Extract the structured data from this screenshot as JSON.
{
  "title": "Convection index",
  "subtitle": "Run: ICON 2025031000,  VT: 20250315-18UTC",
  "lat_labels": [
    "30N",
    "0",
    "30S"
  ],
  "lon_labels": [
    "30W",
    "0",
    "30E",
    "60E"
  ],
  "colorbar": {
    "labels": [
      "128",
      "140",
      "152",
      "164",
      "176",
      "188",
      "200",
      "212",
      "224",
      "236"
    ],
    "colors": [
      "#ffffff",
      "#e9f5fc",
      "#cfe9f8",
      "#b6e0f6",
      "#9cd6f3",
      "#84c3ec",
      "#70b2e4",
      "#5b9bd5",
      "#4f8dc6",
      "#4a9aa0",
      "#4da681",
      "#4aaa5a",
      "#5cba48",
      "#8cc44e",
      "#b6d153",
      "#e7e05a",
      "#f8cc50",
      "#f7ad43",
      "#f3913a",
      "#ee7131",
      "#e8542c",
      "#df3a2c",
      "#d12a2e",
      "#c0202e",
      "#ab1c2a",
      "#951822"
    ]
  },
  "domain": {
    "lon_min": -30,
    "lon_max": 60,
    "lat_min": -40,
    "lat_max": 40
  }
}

-=-=-

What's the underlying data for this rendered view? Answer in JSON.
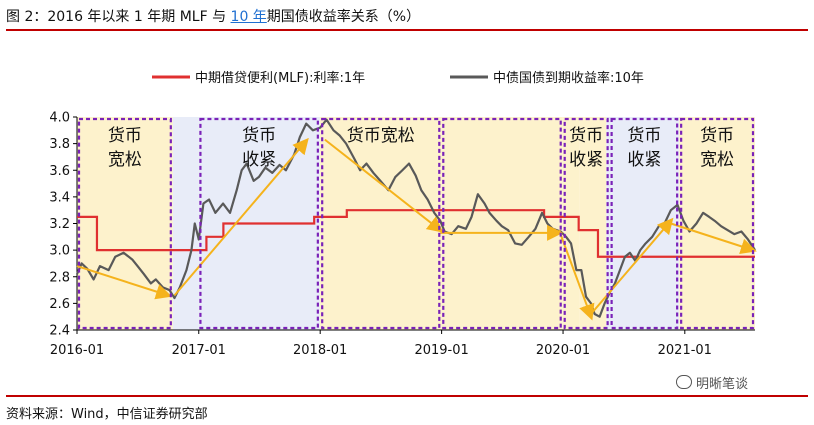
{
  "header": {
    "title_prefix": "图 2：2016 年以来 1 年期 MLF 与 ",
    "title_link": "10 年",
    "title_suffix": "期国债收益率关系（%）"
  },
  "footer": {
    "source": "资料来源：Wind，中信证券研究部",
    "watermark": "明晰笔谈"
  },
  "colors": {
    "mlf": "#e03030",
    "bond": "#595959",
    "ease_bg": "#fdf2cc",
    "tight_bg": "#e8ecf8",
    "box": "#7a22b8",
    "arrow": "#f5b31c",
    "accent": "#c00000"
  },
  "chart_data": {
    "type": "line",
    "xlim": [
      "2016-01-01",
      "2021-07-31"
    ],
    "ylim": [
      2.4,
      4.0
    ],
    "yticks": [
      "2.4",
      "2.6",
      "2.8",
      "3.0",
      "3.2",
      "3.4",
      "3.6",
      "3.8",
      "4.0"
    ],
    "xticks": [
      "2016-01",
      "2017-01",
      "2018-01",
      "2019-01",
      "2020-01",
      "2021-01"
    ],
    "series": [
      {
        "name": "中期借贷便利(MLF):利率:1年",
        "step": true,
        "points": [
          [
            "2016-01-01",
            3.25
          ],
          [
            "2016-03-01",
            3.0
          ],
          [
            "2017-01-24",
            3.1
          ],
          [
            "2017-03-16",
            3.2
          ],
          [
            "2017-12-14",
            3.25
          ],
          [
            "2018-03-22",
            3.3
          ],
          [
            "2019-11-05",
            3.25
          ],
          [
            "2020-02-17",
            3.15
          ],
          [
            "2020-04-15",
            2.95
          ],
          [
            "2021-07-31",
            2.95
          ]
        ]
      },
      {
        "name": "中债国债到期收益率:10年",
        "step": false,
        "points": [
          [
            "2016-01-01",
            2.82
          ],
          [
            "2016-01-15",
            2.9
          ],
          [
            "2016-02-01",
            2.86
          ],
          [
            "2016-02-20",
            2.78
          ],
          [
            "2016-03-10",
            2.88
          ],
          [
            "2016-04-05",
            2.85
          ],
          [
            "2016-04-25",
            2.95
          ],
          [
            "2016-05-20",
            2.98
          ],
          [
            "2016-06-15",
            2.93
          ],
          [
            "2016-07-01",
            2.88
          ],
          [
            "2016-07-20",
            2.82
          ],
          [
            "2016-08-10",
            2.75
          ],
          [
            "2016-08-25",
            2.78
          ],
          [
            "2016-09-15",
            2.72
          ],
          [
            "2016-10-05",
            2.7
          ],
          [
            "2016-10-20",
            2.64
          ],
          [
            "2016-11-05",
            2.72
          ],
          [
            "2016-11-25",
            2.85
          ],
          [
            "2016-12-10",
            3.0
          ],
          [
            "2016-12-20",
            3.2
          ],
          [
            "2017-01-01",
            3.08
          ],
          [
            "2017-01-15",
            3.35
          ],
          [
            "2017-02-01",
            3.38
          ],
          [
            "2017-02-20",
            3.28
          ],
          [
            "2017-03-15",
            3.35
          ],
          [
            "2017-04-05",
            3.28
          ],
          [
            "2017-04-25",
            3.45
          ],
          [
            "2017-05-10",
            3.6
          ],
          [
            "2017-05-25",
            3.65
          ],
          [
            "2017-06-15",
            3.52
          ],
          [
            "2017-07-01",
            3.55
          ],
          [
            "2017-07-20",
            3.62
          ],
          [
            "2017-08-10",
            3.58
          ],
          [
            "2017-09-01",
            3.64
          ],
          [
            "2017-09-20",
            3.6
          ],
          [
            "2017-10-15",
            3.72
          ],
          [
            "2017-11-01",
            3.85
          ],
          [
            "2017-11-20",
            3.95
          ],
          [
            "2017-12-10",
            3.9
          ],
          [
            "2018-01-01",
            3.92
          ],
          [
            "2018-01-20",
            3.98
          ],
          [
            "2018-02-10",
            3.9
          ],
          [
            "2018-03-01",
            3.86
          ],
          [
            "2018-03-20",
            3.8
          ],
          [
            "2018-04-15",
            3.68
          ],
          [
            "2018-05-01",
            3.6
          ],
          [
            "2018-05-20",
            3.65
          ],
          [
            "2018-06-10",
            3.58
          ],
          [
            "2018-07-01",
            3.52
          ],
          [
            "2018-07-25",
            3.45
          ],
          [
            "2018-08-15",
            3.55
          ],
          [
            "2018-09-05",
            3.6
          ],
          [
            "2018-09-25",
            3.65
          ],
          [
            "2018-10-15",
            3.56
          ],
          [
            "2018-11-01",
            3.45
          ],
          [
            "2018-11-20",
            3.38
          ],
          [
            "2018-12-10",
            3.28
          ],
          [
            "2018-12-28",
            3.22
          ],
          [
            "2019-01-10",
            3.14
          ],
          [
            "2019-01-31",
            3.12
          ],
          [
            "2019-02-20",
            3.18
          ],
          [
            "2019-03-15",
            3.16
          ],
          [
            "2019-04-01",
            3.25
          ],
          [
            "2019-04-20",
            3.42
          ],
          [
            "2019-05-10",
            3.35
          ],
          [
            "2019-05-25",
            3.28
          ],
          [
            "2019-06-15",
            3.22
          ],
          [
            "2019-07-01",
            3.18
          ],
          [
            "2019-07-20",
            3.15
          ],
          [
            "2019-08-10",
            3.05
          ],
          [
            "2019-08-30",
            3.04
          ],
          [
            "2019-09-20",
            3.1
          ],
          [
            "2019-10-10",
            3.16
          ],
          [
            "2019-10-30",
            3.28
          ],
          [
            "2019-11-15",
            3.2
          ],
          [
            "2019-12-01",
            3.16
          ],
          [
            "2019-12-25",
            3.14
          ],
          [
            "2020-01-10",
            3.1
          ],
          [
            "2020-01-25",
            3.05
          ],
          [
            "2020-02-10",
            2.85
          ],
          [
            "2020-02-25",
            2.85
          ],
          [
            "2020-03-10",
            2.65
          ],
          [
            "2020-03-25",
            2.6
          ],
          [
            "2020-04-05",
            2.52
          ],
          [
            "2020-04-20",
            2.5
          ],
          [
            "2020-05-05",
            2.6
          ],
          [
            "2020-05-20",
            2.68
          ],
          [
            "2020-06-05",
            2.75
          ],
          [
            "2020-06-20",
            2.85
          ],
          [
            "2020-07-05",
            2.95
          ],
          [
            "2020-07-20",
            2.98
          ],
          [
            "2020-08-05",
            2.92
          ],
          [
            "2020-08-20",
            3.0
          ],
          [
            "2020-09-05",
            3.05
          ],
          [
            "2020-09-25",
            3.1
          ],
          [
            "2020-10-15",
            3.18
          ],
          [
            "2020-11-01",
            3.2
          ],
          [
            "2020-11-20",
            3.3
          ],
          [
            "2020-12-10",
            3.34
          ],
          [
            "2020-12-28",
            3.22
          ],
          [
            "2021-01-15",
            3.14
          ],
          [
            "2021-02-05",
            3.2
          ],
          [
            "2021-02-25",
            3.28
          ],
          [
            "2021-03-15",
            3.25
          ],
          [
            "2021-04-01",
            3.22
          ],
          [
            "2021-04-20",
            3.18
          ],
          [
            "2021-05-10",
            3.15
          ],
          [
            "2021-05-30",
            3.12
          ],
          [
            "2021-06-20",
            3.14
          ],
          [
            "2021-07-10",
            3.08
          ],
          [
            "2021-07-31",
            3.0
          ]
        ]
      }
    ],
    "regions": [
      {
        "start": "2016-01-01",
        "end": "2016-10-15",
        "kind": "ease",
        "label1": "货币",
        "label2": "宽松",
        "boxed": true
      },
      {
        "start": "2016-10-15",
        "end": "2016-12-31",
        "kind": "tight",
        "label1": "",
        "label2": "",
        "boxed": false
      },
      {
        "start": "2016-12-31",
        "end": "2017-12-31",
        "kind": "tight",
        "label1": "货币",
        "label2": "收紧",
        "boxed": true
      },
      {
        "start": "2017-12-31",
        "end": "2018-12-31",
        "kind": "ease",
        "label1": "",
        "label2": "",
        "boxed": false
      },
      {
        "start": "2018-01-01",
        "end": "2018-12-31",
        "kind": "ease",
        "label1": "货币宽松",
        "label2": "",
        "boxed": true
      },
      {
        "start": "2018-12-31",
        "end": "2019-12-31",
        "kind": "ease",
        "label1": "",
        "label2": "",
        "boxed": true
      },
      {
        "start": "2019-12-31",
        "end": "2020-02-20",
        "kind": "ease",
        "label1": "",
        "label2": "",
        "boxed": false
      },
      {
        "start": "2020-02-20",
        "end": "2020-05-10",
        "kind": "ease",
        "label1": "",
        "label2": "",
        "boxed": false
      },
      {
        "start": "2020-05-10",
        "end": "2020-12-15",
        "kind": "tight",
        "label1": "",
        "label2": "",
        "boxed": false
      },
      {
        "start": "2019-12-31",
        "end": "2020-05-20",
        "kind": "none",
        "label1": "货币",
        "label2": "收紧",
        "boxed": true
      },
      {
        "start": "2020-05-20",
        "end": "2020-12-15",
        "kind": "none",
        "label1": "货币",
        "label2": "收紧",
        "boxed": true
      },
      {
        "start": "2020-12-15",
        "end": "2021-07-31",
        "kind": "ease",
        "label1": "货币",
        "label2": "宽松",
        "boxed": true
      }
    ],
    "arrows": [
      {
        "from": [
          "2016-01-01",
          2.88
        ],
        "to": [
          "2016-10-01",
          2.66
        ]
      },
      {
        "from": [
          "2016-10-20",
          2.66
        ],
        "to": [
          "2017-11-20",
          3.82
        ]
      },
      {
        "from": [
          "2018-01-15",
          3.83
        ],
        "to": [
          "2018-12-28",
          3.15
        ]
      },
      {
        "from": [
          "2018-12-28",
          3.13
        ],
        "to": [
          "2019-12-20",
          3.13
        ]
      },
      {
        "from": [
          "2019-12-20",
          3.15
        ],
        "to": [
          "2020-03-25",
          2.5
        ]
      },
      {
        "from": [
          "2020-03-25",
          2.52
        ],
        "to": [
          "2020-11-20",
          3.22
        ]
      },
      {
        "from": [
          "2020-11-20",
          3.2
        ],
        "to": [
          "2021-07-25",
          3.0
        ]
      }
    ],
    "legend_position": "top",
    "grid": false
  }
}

-=-=-

Tally up how many lines in the preceding listing contain the word "name". Give nothing but the number.

> [FINAL ANSWER] 2